▸ **What to produce**
Render as a numbered list the lines from the line with "Localize each UI" up to and including the line with "Decompose this screenshot", dropping any blank lines and the pictures.

▸ **Input for this task**
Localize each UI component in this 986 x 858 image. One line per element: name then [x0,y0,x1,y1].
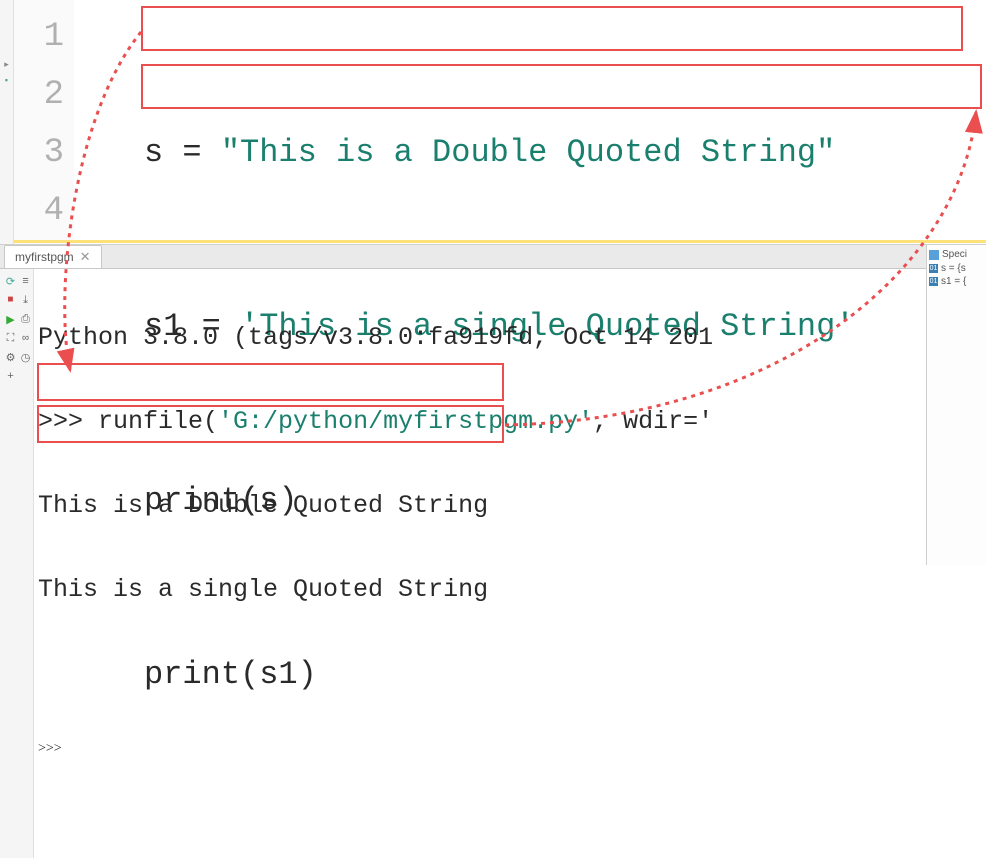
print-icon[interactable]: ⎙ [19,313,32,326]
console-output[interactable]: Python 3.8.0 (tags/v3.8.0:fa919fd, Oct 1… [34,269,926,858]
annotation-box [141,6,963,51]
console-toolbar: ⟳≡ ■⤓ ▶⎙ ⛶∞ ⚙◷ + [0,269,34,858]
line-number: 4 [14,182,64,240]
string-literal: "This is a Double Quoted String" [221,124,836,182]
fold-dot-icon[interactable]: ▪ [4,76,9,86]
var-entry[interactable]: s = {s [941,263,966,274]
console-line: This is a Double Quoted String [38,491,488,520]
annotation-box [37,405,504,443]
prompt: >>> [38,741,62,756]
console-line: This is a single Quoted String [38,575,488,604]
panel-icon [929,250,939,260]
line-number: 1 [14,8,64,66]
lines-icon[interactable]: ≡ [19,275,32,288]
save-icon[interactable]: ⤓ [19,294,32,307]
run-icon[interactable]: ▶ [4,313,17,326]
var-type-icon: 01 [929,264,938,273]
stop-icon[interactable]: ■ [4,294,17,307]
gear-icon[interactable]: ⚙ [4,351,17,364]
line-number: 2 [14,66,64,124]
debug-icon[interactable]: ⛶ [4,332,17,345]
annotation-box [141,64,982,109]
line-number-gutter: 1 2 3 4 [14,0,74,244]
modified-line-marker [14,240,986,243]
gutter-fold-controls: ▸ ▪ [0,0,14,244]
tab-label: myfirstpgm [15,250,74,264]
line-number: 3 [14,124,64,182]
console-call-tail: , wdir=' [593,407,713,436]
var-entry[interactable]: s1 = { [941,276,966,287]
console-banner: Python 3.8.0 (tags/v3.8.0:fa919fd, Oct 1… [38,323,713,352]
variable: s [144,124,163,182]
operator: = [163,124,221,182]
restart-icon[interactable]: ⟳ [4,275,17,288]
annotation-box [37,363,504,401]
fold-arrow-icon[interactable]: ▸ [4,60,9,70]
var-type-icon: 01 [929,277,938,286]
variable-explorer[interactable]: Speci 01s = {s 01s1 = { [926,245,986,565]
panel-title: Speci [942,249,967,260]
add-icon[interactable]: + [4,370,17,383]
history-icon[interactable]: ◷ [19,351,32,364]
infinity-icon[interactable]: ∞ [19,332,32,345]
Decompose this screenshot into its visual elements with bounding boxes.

==

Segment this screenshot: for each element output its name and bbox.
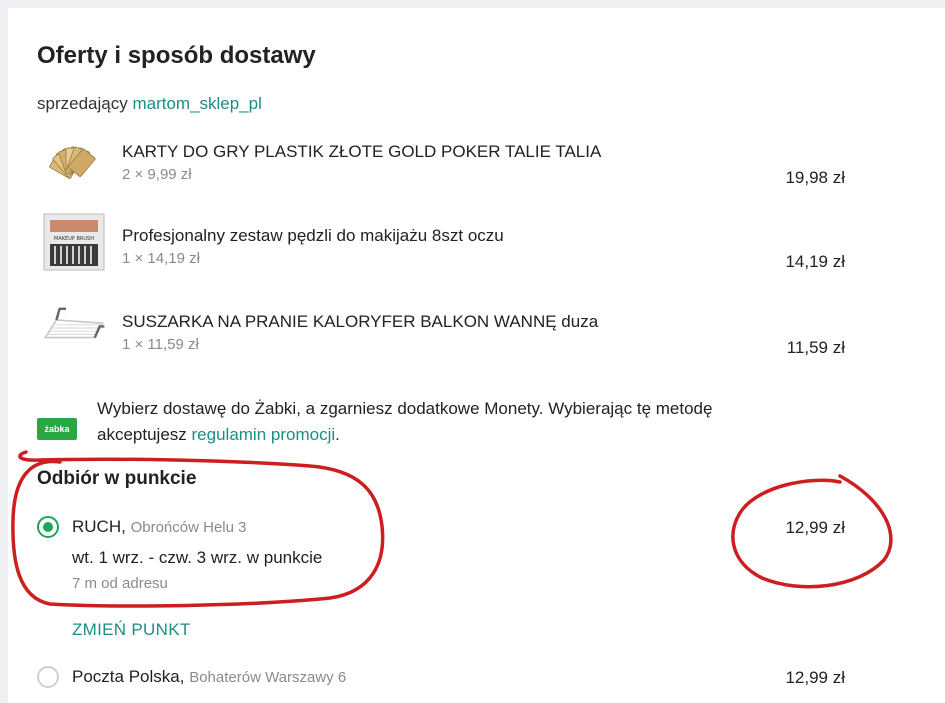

---

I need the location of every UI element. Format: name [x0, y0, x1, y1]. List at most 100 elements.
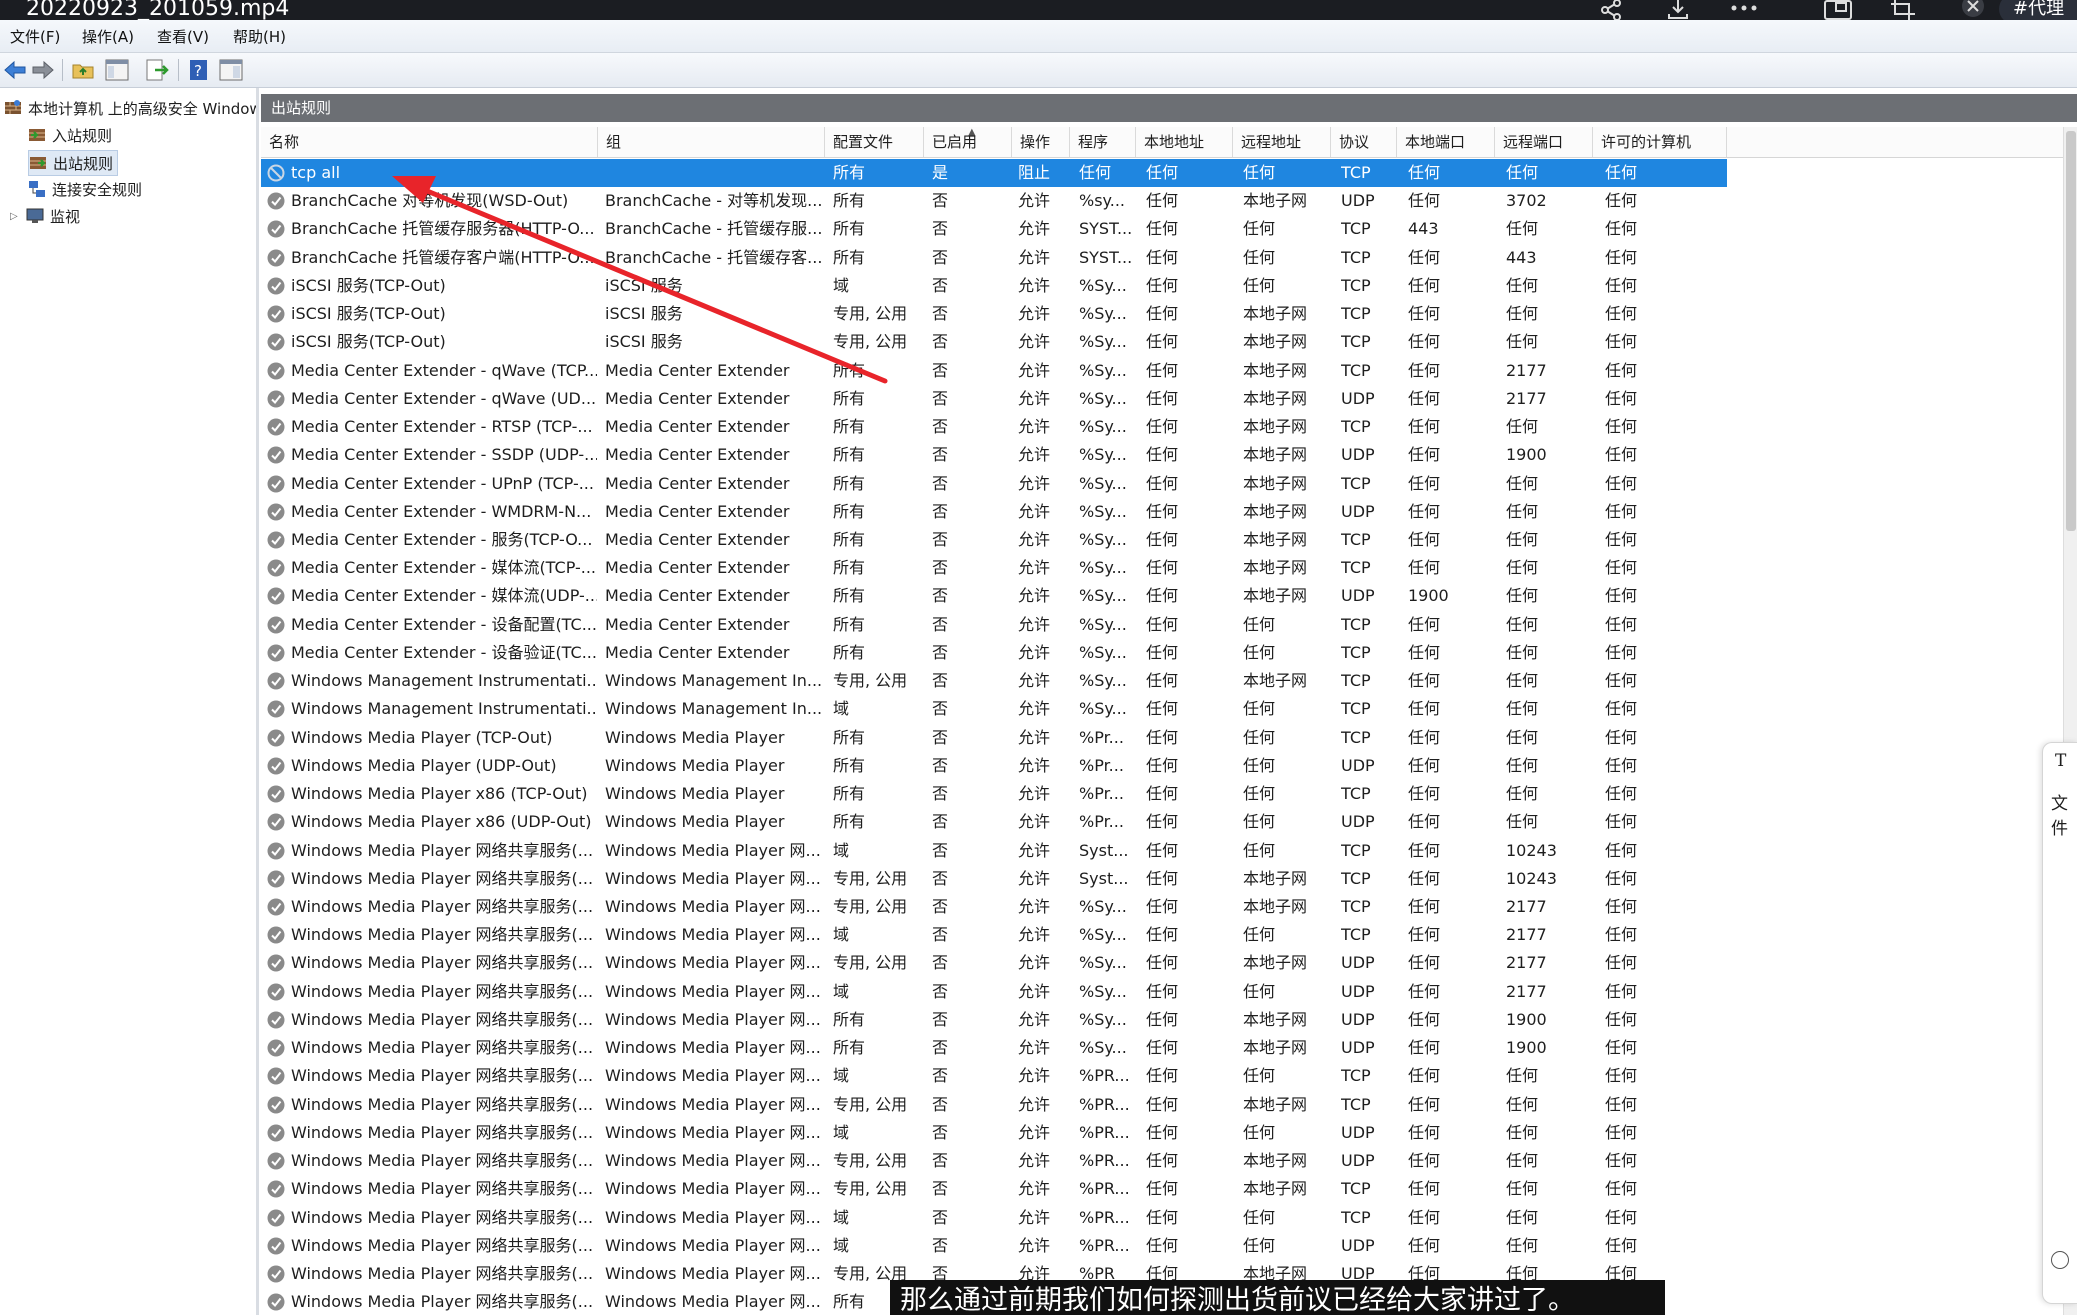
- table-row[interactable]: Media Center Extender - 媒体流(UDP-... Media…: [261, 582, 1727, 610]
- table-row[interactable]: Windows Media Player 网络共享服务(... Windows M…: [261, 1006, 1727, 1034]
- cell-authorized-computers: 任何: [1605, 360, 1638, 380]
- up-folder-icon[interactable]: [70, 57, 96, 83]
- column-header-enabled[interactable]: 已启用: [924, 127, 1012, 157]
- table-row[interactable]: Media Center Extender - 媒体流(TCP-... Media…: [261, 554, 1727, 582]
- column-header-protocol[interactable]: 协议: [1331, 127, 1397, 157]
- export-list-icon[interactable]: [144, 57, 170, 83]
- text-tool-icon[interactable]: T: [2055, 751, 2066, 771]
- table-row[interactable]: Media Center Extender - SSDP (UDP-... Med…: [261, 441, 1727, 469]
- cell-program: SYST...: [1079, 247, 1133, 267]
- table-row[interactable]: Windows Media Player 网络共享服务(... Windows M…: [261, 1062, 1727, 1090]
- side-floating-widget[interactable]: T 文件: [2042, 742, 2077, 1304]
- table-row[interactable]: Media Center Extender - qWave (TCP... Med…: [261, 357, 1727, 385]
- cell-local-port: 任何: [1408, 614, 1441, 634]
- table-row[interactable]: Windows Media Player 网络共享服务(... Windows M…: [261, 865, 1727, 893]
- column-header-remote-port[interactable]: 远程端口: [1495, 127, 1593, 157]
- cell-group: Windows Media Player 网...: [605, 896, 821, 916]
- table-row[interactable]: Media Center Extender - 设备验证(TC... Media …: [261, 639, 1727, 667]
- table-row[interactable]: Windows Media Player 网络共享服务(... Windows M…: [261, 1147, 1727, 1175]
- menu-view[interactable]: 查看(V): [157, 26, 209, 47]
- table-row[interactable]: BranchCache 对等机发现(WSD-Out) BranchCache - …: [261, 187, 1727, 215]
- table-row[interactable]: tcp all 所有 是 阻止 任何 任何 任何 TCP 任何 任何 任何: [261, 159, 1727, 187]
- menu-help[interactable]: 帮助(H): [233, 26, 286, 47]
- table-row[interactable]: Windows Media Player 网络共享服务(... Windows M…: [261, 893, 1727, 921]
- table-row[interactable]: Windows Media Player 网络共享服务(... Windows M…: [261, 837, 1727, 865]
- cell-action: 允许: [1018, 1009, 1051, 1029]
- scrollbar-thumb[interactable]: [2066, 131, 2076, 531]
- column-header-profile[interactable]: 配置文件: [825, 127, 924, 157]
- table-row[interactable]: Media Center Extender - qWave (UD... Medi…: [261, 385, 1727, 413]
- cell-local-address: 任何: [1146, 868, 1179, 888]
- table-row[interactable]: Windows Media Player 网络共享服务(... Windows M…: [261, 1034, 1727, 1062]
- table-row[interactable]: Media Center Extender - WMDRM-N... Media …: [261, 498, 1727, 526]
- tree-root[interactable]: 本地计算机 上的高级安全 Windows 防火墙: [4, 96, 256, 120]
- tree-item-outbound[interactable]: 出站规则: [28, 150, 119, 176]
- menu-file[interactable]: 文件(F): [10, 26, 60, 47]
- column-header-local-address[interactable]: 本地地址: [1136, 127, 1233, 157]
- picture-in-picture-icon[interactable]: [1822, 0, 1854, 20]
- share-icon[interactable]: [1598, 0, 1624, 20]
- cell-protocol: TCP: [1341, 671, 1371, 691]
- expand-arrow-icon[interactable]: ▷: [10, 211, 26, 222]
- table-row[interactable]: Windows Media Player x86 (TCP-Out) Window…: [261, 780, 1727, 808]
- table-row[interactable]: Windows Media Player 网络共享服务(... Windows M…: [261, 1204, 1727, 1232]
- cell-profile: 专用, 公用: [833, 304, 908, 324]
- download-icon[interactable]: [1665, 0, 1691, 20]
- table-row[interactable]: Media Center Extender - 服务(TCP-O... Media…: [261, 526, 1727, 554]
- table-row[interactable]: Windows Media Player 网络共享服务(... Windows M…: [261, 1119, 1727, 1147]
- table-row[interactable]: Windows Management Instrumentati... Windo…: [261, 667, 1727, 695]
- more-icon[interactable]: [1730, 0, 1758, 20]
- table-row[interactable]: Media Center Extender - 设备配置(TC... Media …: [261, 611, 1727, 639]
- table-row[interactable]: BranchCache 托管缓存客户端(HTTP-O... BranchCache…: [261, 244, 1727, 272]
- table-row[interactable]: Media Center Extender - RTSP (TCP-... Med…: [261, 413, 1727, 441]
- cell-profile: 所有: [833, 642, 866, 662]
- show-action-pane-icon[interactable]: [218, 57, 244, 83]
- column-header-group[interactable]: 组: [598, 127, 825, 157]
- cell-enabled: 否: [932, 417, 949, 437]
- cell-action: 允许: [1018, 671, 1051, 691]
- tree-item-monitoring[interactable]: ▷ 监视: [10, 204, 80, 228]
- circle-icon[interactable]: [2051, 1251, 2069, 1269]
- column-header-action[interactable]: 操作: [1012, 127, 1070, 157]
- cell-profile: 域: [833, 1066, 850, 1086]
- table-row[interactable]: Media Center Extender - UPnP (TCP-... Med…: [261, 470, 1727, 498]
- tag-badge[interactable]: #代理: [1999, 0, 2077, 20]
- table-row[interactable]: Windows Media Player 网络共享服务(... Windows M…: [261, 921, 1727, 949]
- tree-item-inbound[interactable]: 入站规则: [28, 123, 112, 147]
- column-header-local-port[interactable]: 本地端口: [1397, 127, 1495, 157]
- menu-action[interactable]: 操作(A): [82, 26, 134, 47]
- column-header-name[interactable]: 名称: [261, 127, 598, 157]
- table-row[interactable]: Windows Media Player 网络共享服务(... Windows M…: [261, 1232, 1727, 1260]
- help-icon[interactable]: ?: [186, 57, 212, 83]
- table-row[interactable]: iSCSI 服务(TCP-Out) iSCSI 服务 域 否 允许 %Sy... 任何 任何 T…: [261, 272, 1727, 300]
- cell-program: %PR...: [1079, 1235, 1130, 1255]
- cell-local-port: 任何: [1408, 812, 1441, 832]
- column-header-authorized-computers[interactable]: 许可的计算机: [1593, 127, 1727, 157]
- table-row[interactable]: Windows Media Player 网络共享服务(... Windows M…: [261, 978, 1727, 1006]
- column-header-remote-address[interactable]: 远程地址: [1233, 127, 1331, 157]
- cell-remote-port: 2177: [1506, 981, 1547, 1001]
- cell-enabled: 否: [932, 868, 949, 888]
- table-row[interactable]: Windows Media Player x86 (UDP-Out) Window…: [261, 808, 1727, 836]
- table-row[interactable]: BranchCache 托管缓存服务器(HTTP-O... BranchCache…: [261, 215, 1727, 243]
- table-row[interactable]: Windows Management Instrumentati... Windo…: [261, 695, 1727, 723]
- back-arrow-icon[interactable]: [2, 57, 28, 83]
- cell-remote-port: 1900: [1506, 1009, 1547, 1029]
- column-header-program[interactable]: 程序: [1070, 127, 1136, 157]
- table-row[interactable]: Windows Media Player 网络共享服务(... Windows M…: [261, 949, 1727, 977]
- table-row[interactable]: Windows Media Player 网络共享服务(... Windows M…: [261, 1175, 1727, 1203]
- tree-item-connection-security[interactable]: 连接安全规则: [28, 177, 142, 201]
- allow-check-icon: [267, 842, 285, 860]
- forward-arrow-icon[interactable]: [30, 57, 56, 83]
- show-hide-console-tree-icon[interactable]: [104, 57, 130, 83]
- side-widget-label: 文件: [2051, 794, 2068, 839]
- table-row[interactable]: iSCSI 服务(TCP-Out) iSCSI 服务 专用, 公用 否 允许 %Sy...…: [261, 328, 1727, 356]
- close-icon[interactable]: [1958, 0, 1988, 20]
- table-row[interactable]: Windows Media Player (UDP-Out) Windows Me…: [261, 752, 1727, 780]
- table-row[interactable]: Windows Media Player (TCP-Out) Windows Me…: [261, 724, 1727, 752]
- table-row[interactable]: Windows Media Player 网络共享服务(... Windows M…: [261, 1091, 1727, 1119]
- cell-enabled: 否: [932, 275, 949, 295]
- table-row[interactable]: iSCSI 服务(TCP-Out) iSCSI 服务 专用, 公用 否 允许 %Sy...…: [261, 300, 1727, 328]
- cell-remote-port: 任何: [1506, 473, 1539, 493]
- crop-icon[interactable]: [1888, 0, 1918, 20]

▸ **The reply**
1. Localize each UI component in this 986 x 858 image. One line per element: name then [x0,y0,x1,y1].
2. print-icon[interactable]: ⎙ [19,313,32,326]
3. console-output[interactable]: Python 3.8.0 (tags/v3.8.0:fa919fd, Oct 1… [34,269,926,858]
4. annotation-box [141,6,963,51]
5. console-toolbar: ⟳≡ ■⤓ ▶⎙ ⛶∞ ⚙◷ + [0,269,34,858]
6. line-number: 4 [14,182,64,240]
7. string-literal: "This is a Double Quoted String" [221,124,836,182]
8. fold-dot-icon[interactable]: ▪ [4,76,9,86]
9. var-entry[interactable]: s = {s [941,263,966,274]
10. console-line: This is a Double Quoted String [38,491,488,520]
11. annotation-box [37,405,504,443]
12. prompt: >>> [38,741,62,756]
13. console-line: This is a single Quoted String [38,575,488,604]
14. panel-icon [929,250,939,260]
15. line-number: 1 [14,8,64,66]
16. lines-icon[interactable]: ≡ [19,275,32,288]
17. save-icon[interactable]: ⤓ [19,294,32,307]
18. run-icon[interactable]: ▶ [4,313,17,326]
19. var-type-icon: 01 [929,264,938,273]
20. stop-icon[interactable]: ■ [4,294,17,307]
21. gear-icon[interactable]: ⚙ [4,351,17,364]
22. line-number: 2 [14,66,64,124]
23. debug-icon[interactable]: ⛶ [4,332,17,345]
24. annotation-box [141,64,982,109]
25. line-number-gutter: 1 2 3 4 [14,0,74,244]
26. modified-line-marker [14,240,986,243]
27. gutter-fold-controls: ▸ ▪ [0,0,14,244]
28. tab-label: myfirstpgm [15,250,74,264]
29. line-number: 3 [14,124,64,182]
30. console-call-tail: , wdir=' [593,407,713,436]
31. var-entry[interactable]: s1 = { [941,276,966,287]
32. console-banner: Python 3.8.0 (tags/v3.8.0:fa919fd, Oct 1… [38,323,713,352]
33. variable: s [144,124,163,182]
34. operator: = [163,124,221,182]
35. restart-icon[interactable]: ⟳ [4,275,17,288]
36. annotation-box [37,363,504,401]
37. fold-arrow-icon[interactable]: ▸ [4,60,9,70]
38. var-type-icon: 01 [929,277,938,286]
39. variable-explorer[interactable]: Speci 01s = {s 01s1 = { [926,245,986,565]
40. panel-title: Speci [942,249,967,260]
41. add-icon[interactable]: + [4,370,17,383]
42. history-icon[interactable]: ◷ [19,351,32,364]
43. infinity-icon[interactable]: ∞ [19,332,32,345]
44. Decompose this screenshot into its visual elements with bounding boxes.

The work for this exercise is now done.